--- Begin Records to process ---

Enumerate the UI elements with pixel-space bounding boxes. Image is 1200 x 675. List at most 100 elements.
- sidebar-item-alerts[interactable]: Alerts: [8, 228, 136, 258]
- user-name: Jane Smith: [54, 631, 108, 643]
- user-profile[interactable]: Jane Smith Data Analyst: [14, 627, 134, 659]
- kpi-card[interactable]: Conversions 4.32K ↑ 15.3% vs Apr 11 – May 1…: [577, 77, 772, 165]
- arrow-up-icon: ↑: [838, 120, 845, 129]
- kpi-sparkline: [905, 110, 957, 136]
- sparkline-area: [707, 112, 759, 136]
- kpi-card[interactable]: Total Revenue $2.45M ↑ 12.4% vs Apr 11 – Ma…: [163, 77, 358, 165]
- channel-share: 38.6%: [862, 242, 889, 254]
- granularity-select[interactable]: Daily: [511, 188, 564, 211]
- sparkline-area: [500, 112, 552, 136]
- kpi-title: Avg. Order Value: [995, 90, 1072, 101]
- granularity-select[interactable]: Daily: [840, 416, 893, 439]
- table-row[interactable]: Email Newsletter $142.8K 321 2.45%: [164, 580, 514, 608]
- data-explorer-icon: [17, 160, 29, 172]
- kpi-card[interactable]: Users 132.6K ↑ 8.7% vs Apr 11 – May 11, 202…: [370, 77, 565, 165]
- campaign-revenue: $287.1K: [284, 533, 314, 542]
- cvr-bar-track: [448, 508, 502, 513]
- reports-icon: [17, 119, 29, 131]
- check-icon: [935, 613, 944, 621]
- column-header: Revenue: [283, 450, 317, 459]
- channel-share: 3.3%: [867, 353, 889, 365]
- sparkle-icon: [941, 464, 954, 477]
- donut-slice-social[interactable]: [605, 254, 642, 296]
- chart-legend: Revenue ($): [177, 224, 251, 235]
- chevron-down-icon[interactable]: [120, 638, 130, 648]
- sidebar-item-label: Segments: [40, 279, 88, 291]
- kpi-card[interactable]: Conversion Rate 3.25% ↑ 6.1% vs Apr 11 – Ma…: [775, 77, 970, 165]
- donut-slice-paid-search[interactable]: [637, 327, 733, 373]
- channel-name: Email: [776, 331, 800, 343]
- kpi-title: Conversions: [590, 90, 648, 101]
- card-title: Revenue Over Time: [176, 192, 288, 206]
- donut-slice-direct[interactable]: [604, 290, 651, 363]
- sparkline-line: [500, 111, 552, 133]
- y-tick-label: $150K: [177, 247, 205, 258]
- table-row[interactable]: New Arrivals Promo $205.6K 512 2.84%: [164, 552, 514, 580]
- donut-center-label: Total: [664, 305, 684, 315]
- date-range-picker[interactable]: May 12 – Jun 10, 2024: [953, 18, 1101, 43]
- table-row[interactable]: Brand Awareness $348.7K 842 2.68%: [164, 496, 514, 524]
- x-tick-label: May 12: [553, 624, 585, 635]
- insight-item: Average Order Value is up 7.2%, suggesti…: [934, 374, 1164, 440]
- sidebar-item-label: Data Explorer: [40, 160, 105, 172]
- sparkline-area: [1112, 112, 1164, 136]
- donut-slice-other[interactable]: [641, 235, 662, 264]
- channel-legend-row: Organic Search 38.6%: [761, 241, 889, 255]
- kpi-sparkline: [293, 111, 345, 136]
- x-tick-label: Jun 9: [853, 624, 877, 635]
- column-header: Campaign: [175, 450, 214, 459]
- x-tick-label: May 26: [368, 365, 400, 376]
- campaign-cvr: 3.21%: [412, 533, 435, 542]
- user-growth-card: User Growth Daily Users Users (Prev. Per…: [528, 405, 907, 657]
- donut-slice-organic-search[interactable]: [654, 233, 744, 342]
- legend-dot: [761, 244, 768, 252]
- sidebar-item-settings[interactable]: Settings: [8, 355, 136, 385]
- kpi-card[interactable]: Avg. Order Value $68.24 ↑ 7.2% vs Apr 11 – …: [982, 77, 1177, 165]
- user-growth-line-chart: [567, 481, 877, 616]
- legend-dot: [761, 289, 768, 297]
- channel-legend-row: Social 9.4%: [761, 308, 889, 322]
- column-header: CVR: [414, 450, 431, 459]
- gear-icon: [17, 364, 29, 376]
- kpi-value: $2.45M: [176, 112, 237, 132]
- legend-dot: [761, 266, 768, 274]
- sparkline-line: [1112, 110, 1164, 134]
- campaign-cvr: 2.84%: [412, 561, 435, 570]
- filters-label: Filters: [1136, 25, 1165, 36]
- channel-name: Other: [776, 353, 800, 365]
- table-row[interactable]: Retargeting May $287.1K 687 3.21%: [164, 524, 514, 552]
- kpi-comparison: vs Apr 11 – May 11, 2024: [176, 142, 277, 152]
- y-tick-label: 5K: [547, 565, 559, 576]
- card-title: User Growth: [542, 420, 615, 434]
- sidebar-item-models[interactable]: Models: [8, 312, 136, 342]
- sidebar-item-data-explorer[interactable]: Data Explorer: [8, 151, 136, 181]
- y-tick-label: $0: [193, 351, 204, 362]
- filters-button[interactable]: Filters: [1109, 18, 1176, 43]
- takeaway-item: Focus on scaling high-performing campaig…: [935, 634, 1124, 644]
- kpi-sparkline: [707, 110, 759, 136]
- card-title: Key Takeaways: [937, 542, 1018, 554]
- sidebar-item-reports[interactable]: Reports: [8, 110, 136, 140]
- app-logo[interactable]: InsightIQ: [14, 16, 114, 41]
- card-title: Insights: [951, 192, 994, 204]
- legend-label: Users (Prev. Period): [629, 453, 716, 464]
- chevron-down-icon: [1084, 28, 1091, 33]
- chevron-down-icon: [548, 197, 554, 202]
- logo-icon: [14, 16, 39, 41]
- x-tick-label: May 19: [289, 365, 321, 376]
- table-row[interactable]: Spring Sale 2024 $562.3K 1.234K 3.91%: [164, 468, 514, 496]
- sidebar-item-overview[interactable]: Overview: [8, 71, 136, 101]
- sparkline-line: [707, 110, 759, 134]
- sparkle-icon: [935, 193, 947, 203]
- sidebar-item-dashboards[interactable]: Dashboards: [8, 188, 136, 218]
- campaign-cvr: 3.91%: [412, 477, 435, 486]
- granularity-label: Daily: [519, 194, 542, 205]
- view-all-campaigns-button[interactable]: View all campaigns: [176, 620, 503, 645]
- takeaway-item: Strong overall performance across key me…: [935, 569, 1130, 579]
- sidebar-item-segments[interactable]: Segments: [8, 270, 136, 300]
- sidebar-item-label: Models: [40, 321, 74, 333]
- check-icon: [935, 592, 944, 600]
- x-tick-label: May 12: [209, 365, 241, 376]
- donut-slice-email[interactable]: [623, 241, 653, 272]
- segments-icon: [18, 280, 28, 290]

--- End Records to process ---

Find every line in the records above that contains the string "logo", and copy each one.

- app-logo[interactable]: InsightIQ: [14, 16, 114, 41]
- logo-icon: [14, 16, 39, 41]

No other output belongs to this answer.